Teks
━━━━━━━━━━━━━━━━

Berdasarkan kenyataan sejarah, filsafat bukanlah semata-mata perenungan, hasil perenungan, hasil pemikiran kreatif yang terlepas daripada pra kondisi yang menentang. Paling sedikit, ide-ide filosofis adalah jawaban terhadap problem yang menantang pikiran manusia, jawaban atas ketidaktahuan, atau verifikasi tentang sesuatu. Filsafat juga merupakan usaha memenuhi dorongan-dorongan rasional manusiawi demi kepuasan rokhaniah, untuk kematangan pribadi untuk integritas.
Memang diakui, tiap-tiap aliran bukanlah filsafat bukanlah merupakan usaha mengakhiri perbedaan-perbedaan prinsipil dari suatu ajaran. Tetapi justru di dalam kebebasan memilih atau menolak (electicism) dan mengembangkan ide-ide filsafat itu, asas filosofis yang menghormati martabat kemanusiaan setiap orang tidak hanya teoritis adanya, melainkan praktis, dilaksanakan. Inilah satu bukti dan jaminan konkrit kebenaran-kebenaran filsafat yang asasi.

━━━━━━━━━━━━━━━━

[Entri elemen beranotasi]
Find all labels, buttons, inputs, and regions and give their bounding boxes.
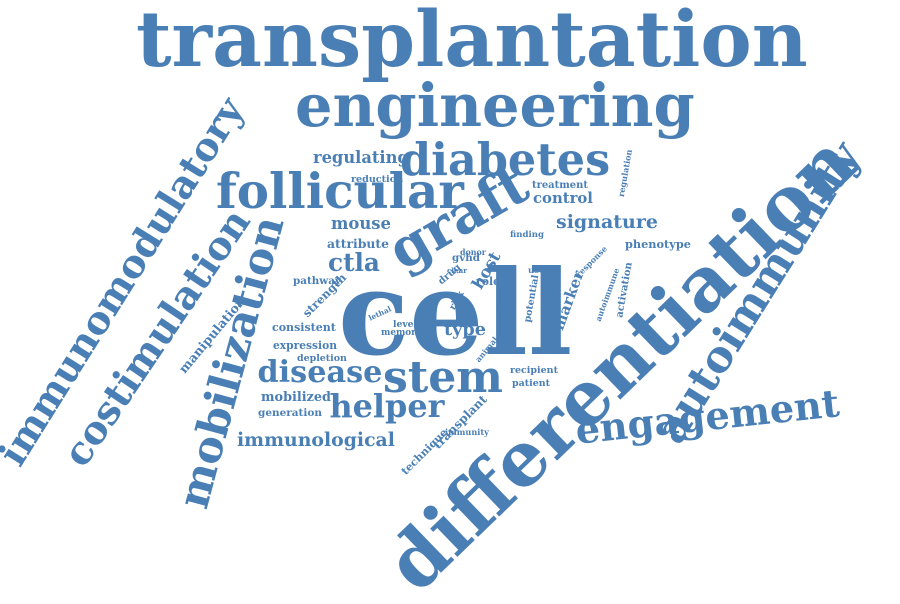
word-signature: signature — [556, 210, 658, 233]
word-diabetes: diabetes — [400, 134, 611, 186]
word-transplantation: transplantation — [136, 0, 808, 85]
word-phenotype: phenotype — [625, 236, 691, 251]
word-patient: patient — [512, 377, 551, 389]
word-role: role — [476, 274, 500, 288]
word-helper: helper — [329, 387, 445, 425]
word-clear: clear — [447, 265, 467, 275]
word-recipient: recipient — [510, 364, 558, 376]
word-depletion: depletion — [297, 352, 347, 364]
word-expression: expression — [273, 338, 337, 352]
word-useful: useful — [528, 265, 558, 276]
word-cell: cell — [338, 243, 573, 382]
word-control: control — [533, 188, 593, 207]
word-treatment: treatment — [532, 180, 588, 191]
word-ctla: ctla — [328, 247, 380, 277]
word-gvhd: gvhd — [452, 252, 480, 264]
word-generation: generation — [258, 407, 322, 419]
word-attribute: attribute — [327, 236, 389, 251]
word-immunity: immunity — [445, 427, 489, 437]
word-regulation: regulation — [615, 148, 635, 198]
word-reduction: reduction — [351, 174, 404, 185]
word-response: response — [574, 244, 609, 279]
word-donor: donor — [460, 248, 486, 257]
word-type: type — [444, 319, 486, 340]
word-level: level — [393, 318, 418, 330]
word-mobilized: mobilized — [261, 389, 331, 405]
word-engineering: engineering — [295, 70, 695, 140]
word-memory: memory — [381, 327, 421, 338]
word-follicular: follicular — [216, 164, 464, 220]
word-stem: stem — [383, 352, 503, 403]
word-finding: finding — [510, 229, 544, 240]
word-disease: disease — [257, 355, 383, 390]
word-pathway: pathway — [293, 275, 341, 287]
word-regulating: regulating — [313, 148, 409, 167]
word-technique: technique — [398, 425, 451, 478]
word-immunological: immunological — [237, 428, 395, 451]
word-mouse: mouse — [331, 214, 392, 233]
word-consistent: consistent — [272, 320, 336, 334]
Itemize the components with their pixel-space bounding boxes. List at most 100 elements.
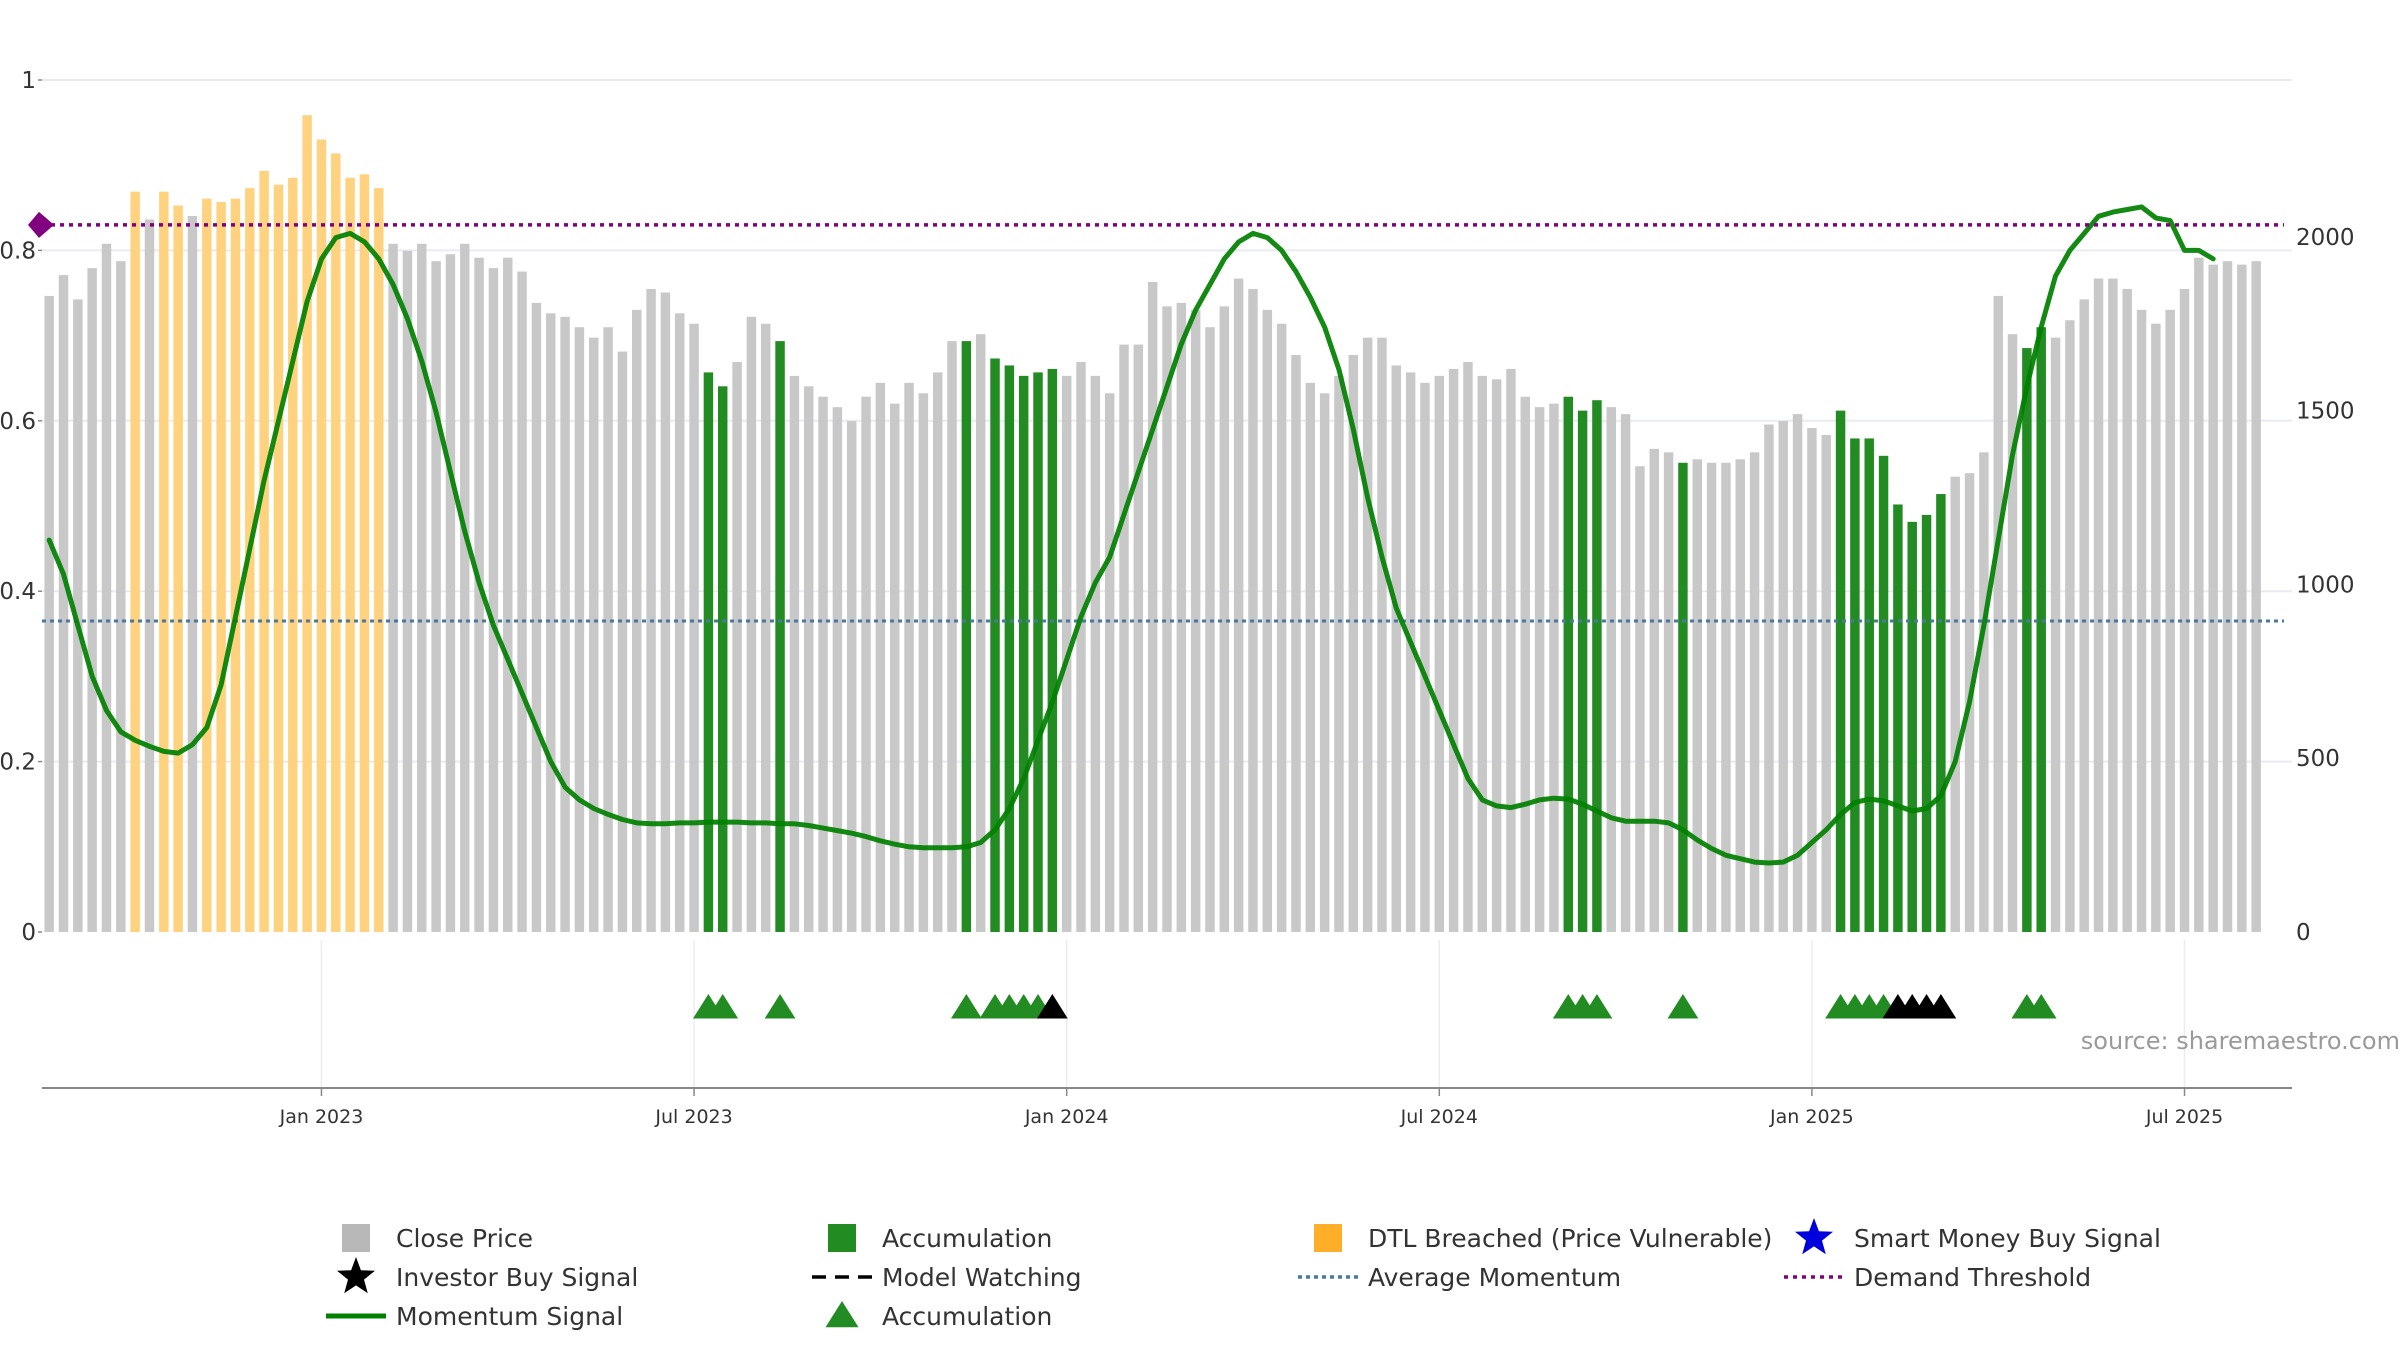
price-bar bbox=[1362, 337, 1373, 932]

━━━━━━━━━━━━━━━━

Tugas Tertulis
Tuliskan lanjutan teks tentang hakikat filsafat, dimulai setelah kalimat terakhirnya. Catatan di atas tidak diperlukan.

Hasil Tugas
Klasisifikasi aliran filsafat menurut Brameld berdasarkan kesamaan tiap ajaran filsafat di dalam satu sistem tertentu. Demikian pula perbedaan-perbedaan di antara ajaran-ajaran tersebut sama lain menjadi penentu mengapa aliran-aliran tersebut dibedakan. Aliran-aliran tersebut ialah:
1. Essentialism
2. Progressivisme
3. Perennialism
4. Reconstructionisme

c. Aliran progresivisme
Berkembang dalam permulaan abad 20 ini terutama di Amerika Serikat. Progresivisme lahir sebagai pembaharuan dalam dunia (filsafat) pendidikan terutama sebgai lawan terhadap kebijaksanaan –kebijaksanaan konvensional yang diwarisi dari abad ke-19.
Progresif (berkembang maju) adalah sifat alamiah, kodrati dan itu berarti perubahan. Dan perubahan berarti suatu yang baru. Sesuatu yang baru sungguh-sungguh merupakan keadaan yang nyata dan bukan sekedar pengertian atas realita yang sebelumnya memang sudah demikian.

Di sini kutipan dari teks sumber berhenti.